**Exercise requirements:** Among the entries below, count the lines where the string "screenshot" occurs, and give only the number.

**Supplied records:**
= = =

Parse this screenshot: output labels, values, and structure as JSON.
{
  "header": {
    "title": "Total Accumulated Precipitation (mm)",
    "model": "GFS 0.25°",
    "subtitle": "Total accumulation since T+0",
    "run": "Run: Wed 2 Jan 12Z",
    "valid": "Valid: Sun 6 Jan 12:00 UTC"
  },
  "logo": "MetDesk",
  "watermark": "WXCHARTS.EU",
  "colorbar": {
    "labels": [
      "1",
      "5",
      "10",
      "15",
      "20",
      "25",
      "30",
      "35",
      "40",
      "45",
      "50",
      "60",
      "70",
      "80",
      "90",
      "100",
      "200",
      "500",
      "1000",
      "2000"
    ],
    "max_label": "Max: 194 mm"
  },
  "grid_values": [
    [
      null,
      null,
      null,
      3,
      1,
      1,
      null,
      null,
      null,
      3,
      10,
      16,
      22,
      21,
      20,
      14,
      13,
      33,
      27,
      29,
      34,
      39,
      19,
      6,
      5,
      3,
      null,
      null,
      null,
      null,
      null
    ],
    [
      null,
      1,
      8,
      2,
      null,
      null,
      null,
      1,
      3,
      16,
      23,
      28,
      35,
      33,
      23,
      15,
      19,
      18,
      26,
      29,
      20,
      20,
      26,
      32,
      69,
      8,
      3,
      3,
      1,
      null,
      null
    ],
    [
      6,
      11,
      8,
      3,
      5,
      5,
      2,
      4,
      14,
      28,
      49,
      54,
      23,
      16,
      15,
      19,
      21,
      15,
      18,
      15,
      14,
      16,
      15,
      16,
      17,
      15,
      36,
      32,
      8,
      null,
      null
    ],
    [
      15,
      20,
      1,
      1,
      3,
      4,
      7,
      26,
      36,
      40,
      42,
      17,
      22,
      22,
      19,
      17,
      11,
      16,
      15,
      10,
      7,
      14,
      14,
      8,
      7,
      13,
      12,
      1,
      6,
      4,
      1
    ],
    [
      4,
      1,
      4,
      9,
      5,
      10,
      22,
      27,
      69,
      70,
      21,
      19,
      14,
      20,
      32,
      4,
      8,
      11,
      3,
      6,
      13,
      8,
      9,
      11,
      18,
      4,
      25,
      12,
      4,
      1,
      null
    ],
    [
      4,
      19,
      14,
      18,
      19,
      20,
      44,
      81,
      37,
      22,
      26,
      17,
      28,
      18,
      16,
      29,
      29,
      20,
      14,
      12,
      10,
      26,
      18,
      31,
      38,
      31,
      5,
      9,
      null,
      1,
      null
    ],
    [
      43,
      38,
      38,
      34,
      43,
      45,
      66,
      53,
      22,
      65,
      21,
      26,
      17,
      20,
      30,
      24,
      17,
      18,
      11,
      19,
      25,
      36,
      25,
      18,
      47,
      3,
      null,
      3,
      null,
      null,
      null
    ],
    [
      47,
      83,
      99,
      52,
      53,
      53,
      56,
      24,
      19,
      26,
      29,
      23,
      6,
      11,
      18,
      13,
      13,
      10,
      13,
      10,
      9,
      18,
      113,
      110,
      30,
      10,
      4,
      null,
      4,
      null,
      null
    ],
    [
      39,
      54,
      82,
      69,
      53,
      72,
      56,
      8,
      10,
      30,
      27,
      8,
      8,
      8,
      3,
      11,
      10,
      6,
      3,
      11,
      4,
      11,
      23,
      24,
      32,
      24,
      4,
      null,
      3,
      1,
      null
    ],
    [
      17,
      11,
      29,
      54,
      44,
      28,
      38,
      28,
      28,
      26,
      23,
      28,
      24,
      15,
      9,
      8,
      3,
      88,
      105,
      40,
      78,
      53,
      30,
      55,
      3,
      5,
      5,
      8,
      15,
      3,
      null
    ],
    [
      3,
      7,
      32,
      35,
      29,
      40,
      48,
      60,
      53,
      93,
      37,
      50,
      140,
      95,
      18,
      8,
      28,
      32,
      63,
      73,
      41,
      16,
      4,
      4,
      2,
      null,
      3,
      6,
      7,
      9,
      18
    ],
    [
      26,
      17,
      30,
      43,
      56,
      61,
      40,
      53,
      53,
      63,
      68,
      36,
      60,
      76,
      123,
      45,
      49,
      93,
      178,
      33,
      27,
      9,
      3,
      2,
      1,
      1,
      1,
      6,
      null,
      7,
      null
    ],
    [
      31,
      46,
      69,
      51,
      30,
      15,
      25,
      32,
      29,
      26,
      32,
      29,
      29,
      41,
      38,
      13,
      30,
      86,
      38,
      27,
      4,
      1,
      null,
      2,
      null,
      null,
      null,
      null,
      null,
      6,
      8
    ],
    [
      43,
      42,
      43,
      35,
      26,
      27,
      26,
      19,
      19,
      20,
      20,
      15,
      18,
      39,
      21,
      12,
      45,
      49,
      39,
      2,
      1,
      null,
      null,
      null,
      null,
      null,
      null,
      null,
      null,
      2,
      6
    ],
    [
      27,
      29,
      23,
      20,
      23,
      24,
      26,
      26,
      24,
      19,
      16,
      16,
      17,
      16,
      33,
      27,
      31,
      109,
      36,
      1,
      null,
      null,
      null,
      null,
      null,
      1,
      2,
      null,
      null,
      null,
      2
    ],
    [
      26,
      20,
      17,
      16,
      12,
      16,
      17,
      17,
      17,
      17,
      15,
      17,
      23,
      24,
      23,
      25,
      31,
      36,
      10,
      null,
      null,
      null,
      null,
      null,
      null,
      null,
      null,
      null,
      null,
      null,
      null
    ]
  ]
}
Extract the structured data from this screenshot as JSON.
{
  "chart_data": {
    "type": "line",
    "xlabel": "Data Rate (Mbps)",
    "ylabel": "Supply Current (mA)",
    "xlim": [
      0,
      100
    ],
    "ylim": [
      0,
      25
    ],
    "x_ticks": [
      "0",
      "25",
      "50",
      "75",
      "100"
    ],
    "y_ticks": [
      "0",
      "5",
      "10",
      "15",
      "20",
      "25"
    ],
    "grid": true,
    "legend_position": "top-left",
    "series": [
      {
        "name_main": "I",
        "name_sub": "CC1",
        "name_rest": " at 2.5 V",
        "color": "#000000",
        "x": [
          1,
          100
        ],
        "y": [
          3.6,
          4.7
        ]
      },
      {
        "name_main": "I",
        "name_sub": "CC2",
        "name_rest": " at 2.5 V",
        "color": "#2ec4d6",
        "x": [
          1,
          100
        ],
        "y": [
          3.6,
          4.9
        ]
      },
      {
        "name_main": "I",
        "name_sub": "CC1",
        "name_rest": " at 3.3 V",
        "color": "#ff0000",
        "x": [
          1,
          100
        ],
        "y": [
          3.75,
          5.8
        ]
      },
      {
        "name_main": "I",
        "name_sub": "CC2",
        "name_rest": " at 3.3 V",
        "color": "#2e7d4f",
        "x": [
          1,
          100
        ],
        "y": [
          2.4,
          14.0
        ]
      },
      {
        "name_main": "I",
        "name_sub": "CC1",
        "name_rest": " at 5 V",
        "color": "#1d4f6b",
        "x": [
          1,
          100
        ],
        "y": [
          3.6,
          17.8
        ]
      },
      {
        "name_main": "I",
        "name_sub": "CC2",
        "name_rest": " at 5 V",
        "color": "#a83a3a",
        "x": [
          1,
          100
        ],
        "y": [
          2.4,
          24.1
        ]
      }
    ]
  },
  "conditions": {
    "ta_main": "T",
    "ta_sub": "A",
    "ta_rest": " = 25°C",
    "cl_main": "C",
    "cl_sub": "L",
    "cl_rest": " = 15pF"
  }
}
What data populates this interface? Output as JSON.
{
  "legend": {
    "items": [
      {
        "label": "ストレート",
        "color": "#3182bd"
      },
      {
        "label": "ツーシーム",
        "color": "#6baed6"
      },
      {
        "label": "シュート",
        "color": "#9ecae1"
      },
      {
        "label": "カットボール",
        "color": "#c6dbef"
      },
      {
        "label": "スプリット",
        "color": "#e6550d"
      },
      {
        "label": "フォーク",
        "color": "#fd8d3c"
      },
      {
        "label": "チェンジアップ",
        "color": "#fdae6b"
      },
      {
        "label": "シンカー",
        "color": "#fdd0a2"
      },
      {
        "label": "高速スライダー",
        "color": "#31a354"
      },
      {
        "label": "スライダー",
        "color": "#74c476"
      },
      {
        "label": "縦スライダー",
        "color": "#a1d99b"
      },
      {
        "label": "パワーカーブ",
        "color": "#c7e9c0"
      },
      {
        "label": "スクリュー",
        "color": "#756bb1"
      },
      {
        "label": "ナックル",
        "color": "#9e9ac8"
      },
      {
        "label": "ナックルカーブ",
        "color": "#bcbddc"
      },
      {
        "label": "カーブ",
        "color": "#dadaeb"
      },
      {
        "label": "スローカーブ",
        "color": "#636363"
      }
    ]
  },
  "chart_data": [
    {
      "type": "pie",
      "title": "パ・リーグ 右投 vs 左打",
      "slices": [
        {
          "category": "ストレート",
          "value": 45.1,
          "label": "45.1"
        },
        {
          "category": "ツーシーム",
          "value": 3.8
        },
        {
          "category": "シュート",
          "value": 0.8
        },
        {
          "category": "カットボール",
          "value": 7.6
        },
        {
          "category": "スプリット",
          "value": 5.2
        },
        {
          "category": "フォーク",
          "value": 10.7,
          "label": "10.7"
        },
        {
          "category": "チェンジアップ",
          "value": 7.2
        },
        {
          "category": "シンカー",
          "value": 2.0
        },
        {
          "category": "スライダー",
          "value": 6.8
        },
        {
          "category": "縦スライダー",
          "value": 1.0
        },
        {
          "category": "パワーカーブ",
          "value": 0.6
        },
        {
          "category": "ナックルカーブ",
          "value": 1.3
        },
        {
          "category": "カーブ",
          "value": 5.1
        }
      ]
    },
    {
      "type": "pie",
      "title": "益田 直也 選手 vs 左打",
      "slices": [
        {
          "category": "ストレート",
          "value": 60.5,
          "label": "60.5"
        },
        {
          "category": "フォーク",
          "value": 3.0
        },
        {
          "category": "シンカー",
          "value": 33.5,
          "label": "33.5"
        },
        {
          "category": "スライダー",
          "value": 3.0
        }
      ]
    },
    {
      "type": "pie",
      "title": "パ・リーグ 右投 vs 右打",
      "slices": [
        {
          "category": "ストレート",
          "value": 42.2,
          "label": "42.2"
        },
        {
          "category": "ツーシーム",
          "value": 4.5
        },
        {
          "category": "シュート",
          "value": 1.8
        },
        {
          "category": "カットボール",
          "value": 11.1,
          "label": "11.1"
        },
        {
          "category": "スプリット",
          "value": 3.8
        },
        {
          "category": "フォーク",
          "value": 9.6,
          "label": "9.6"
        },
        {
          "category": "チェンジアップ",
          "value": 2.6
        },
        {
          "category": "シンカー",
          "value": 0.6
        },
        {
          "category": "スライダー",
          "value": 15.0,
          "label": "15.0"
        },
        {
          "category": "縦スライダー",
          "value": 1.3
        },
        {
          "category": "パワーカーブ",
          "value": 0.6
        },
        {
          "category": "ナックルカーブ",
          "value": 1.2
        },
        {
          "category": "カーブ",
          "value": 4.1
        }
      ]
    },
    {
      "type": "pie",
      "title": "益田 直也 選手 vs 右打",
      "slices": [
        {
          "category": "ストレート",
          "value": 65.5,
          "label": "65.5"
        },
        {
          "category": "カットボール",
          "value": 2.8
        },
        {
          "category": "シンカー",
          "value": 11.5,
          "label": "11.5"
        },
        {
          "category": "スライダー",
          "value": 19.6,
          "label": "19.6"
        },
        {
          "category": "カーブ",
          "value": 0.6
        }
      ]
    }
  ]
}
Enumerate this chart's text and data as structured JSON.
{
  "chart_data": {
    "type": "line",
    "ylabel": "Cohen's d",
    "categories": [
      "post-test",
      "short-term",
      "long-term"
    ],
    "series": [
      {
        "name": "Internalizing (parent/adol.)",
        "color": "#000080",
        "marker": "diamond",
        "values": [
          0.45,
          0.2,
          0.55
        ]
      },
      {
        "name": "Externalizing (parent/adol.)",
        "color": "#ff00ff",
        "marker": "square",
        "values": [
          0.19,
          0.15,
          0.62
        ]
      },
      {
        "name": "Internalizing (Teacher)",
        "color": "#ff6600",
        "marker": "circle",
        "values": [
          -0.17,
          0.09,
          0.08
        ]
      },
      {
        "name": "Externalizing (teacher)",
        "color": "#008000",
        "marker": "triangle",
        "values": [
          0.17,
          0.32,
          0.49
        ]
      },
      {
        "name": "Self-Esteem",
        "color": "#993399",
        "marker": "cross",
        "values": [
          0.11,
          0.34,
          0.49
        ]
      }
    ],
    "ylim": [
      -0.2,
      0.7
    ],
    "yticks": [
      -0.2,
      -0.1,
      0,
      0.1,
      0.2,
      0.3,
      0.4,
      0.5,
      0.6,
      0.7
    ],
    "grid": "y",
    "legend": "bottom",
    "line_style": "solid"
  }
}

= = =

**Response to this task:** 2